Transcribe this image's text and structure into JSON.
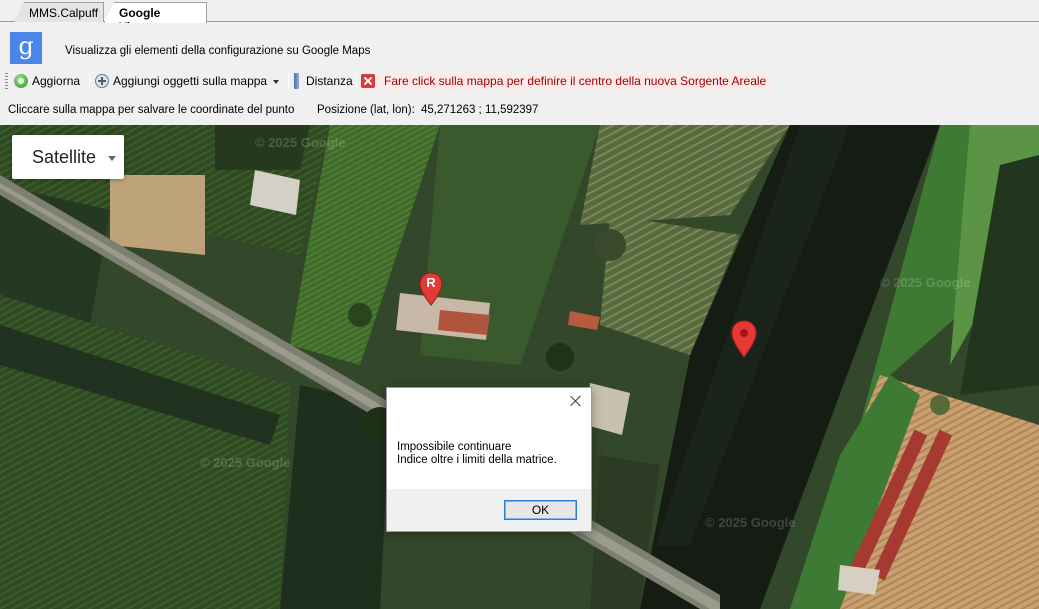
{
  "tabs": [
    {
      "label": "MMS.Calpuff",
      "active": false
    },
    {
      "label": "Google Viewer",
      "active": true
    }
  ],
  "header": {
    "logo_letter": "g",
    "logo_color": "#4a86e8",
    "description": "Visualizza gli elementi della configurazione su Google Maps"
  },
  "toolbar": {
    "refresh_label": "Aggiorna",
    "refresh_icon": "refresh-icon",
    "add_objects_label": "Aggiungi oggetti sulla mappa",
    "add_objects_icon": "add-icon",
    "distance_label": "Distanza",
    "distance_icon": "ruler-icon",
    "message": "Fare click sulla mappa per definire il centro della nuova Sorgente Areale",
    "message_icon": "error-x-icon",
    "message_color": "#a00000"
  },
  "status": {
    "instruction": "Cliccare sulla mappa per salvare le coordinate del punto",
    "position_label": "Posizione (lat, lon):",
    "position_value": "45,271263 ; 11,592397"
  },
  "map": {
    "type_selector": "Satellite",
    "marker_r_label": "R",
    "marker_color": "#e53935",
    "watermark": "© 2025 Google"
  },
  "dialog": {
    "line1": "Impossibile continuare",
    "line2": "Indice oltre i limiti della matrice.",
    "ok_label": "OK"
  }
}
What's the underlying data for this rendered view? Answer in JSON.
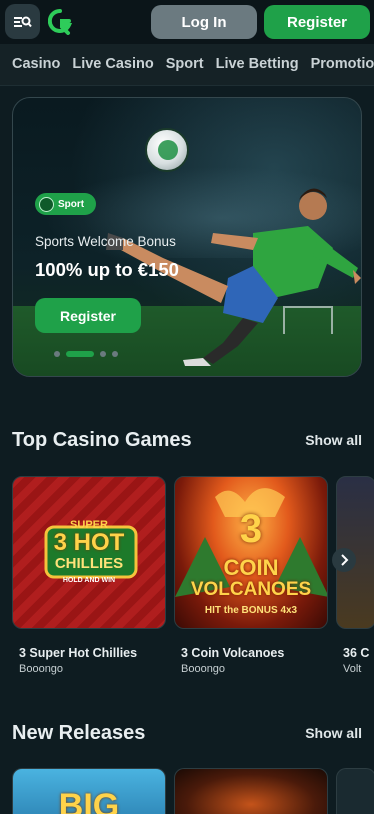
{
  "header": {
    "menu_icon": "menu-search-icon",
    "logo_icon": "brand-logo-icon",
    "login_label": "Log In",
    "register_label": "Register",
    "colors": {
      "accent": "#1fa149",
      "login_bg": "#6b7a80",
      "background": "#0e1c21"
    }
  },
  "nav": {
    "items": [
      "Casino",
      "Live Casino",
      "Sport",
      "Live Betting",
      "Promotio"
    ]
  },
  "hero": {
    "badge": "Sport",
    "subtitle": "Sports Welcome Bonus",
    "title": "100% up to €150",
    "cta": "Register",
    "slide_count": 4,
    "active_slide": 2
  },
  "top_casino": {
    "title": "Top Casino Games",
    "show_all": "Show all",
    "games": [
      {
        "name": "3 Super Hot Chillies",
        "provider": "Booongo",
        "art_text": [
          "SUPER",
          "3",
          "HOT",
          "CHILLIES",
          "HOLD AND WIN"
        ]
      },
      {
        "name": "3 Coin Volcanoes",
        "provider": "Booongo",
        "art_text": [
          "3",
          "COIN",
          "VOLCANOES",
          "HIT the BONUS",
          "4x3"
        ]
      },
      {
        "name": "36 C",
        "provider": "Volt"
      }
    ]
  },
  "new_releases": {
    "title": "New Releases",
    "show_all": "Show all",
    "art_text": [
      "BIG"
    ]
  }
}
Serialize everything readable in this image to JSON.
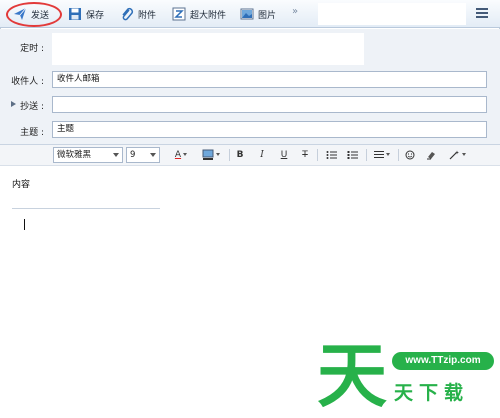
{
  "toolbar": {
    "send": "发送",
    "save": "保存",
    "attach": "附件",
    "big_attach": "超大附件",
    "picture": "图片",
    "more": "»"
  },
  "form": {
    "timer_label": "定时 :",
    "to_label": "收件人 :",
    "to_value": "收件人邮箱",
    "cc_label": "抄送 :",
    "cc_value": "",
    "subject_label": "主题 :",
    "subject_value": "主题"
  },
  "format": {
    "font": "微软雅黑",
    "size": "9",
    "font_color_glyph": "A",
    "bold": "B",
    "italic": "I",
    "underline": "U",
    "strike": "T"
  },
  "editor": {
    "content": "内容"
  },
  "watermark": {
    "logo_glyph": "天",
    "url": "www.TTzip.com",
    "name": "天下载",
    "color": "#27b14a"
  }
}
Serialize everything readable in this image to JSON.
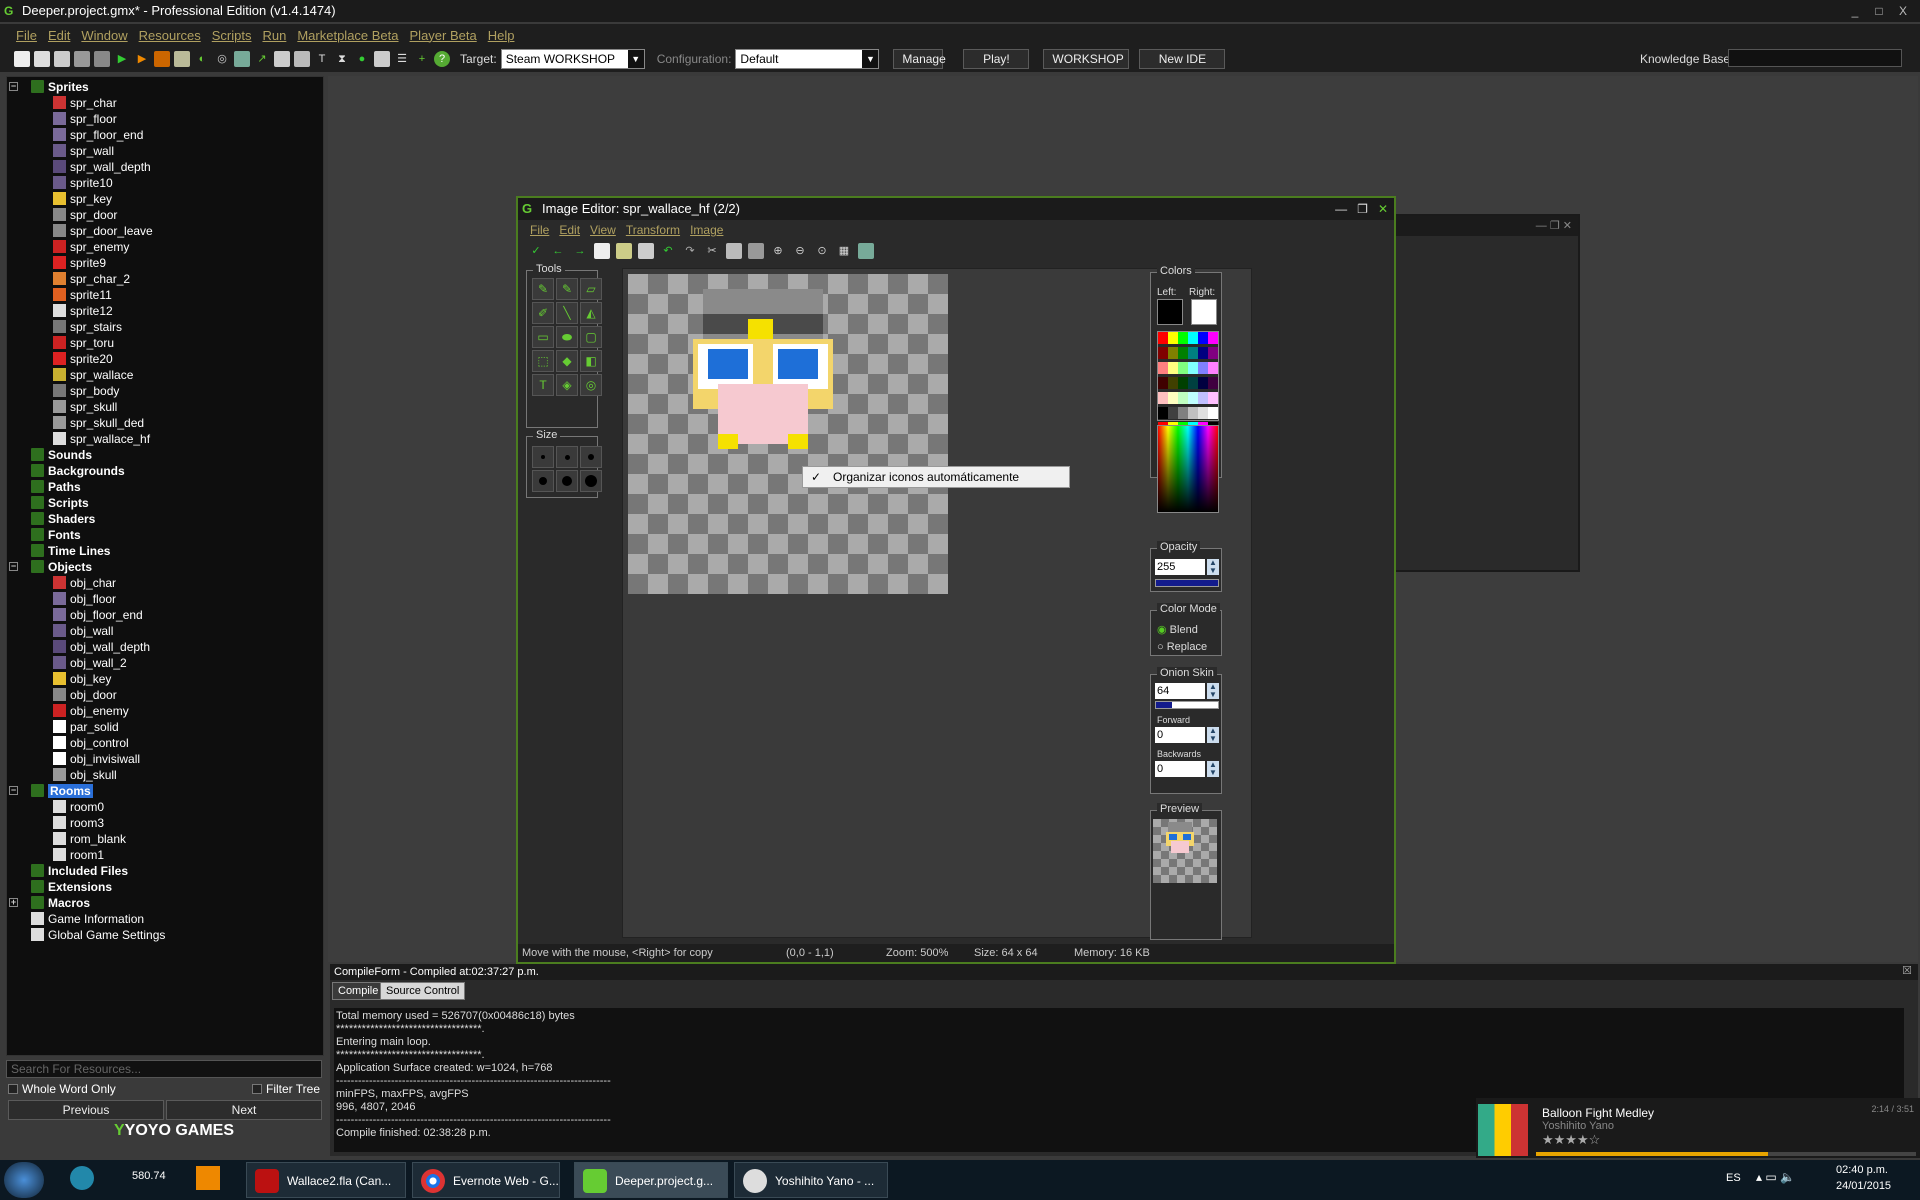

──────────────────────────────

Go through the listing above and pull out each line containing the word "della".

**Response to this exercise**
    "description": "Visualizza gli elementi della configurazione su Google Maps"
    "message": "Fare click sulla mappa per definire il centro della nuova Sorgente Areale",
    "line2": "Indice oltre i limiti della matrice.",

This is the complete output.